## Entries supplied
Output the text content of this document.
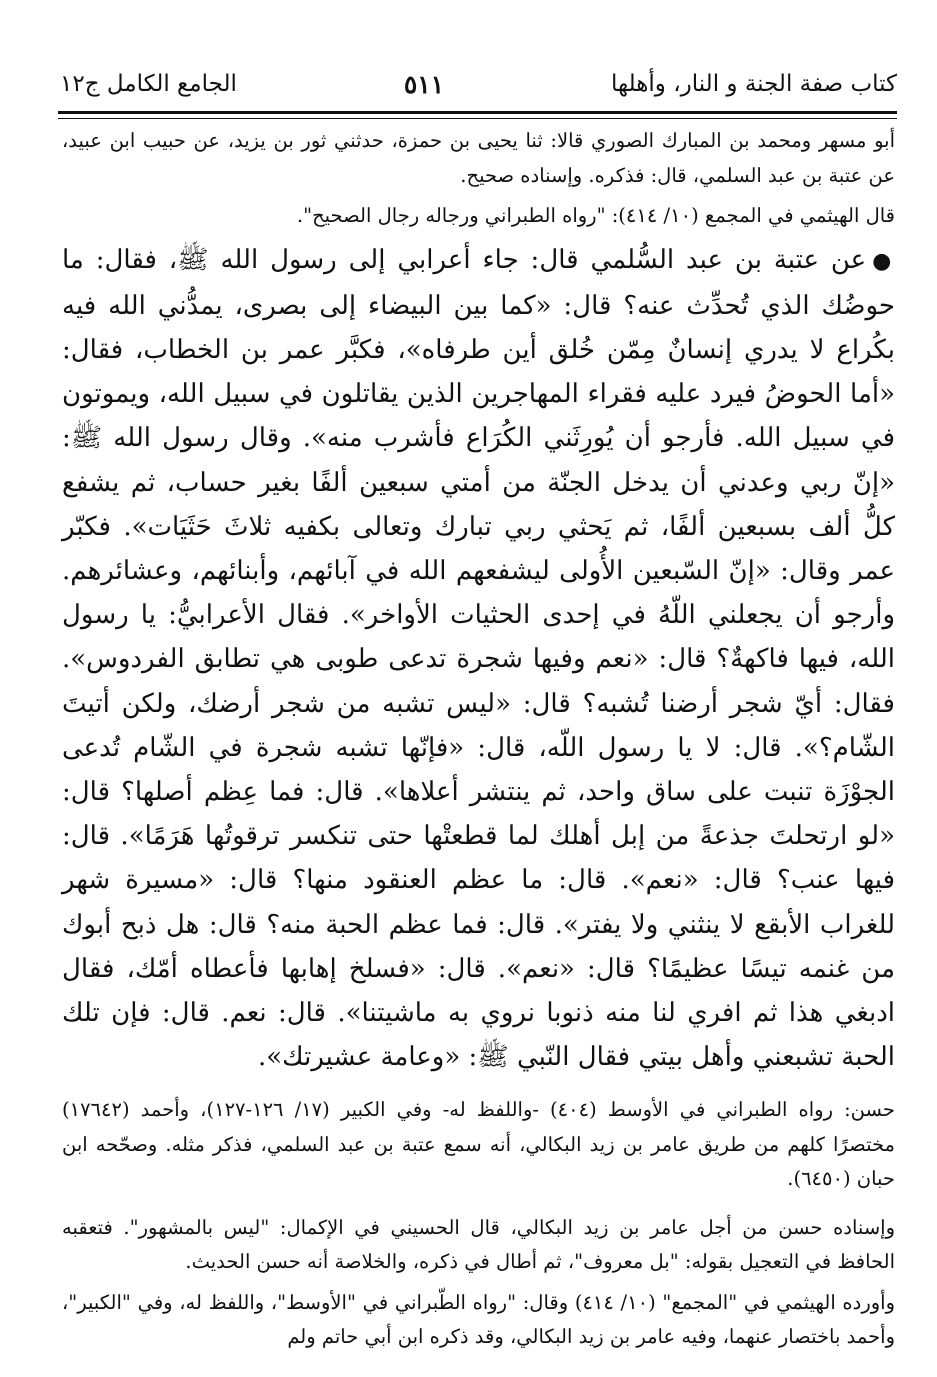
كتاب صفة الجنة و النار، وأهلها
٥١١
الجامع الكامل ج١٢

أبو مسهر ومحمد بن المبارك الصوري قالا: ثنا يحيى بن حمزة، حدثني ثور بن يزيد، عن حبيب ابن عبيد، عن عتبة بن عبد السلمي، قال: فذكره. وإسناده صحيح.

قال الهيثمي في المجمع (١٠/ ٤١٤): "رواه الطبراني ورجاله رجال الصحيح".

●عن عتبة بن عبد السُّلمي قال: جاء أعرابي إلى رسول الله ﷺ، فقال: ما حوضُك الذي تُحدِّث عنه؟ قال: «كما بين البيضاء إلى بصرى، يمدُّني الله فيه بكُراع لا يدري إنسانٌ مِمّن خُلق أين طرفاه»، فكبَّر عمر بن الخطاب، فقال: «أما الحوضُ فيرد عليه فقراء المهاجرين الذين يقاتلون في سبيل الله، ويموتون في سبيل الله. فأرجو أن يُورِثَني الكُرَاع فأشرب منه». وقال رسول الله ﷺ: «إنّ ربي وعدني أن يدخل الجنّة من أمتي سبعين ألفًا بغير حساب، ثم يشفع كلُّ ألف بسبعين ألفًا، ثم يَحثي ربي تبارك وتعالى بكفيه ثلاثَ حَثَيَات». فكبّر عمر وقال: «إنّ السّبعين الأُولى ليشفعهم الله في آبائهم، وأبنائهم، وعشائرهم. وأرجو أن يجعلني اللّهُ في إحدى الحثيات الأواخر». فقال الأعرابيُّ: يا رسول الله، فيها فاكهةٌ؟ قال: «نعم وفيها شجرة تدعى طوبى هي تطابق الفردوس». فقال: أيّ شجر أرضنا تُشبه؟ قال: «ليس تشبه من شجر أرضك، ولكن أتيتَ الشّام؟». قال: لا يا رسول اللّه، قال: «فإنّها تشبه شجرة في الشّام تُدعى الجوْزَة تنبت على ساق واحد، ثم ينتشر أعلاها». قال: فما عِظم أصلها؟ قال: «لو ارتحلتَ جذعةً من إبل أهلك لما قطعتْها حتى تنكسر ترقوتُها هَرَمًا». قال: فيها عنب؟ قال: «نعم». قال: ما عظم العنقود منها؟ قال: «مسيرة شهر للغراب الأبقع لا ينثني ولا يفتر». قال: فما عظم الحبة منه؟ قال: هل ذبح أبوك من غنمه تيسًا عظيمًا؟ قال: «نعم». قال: «فسلخ إهابها فأعطاه أمّك، فقال ادبغي هذا ثم افري لنا منه ذنوبا نروي به ماشيتنا». قال: نعم. قال: فإن تلك الحبة تشبعني وأهل بيتي فقال النّبي ﷺ: «وعامة عشيرتك».

حسن: رواه الطبراني في الأوسط (٤٠٤) -واللفظ له- وفي الكبير (١٧/ ١٢٦-١٢٧)، وأحمد (١٧٦٤٢) مختصرًا كلهم من طريق عامر بن زيد البكالي، أنه سمع عتبة بن عبد السلمي، فذكر مثله. وصحّحه ابن حبان (٦٤٥٠).

وإسناده حسن من أجل عامر بن زيد البكالي، قال الحسيني في الإكمال: "ليس بالمشهور". فتعقبه الحافظ في التعجيل بقوله: "بل معروف"، ثم أطال في ذكره، والخلاصة أنه حسن الحديث.

وأورده الهيثمي في "المجمع" (١٠/ ٤١٤) وقال: "رواه الطّبراني في "الأوسط"، واللفظ له، وفي "الكبير"، وأحمد باختصار عنهما، وفيه عامر بن زيد البكالي، وقد ذكره ابن أبي حاتم ولم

## Exercise aim
Report how many lines contain "الأوسط". Give nothing but the number.

## Result of this exercise
2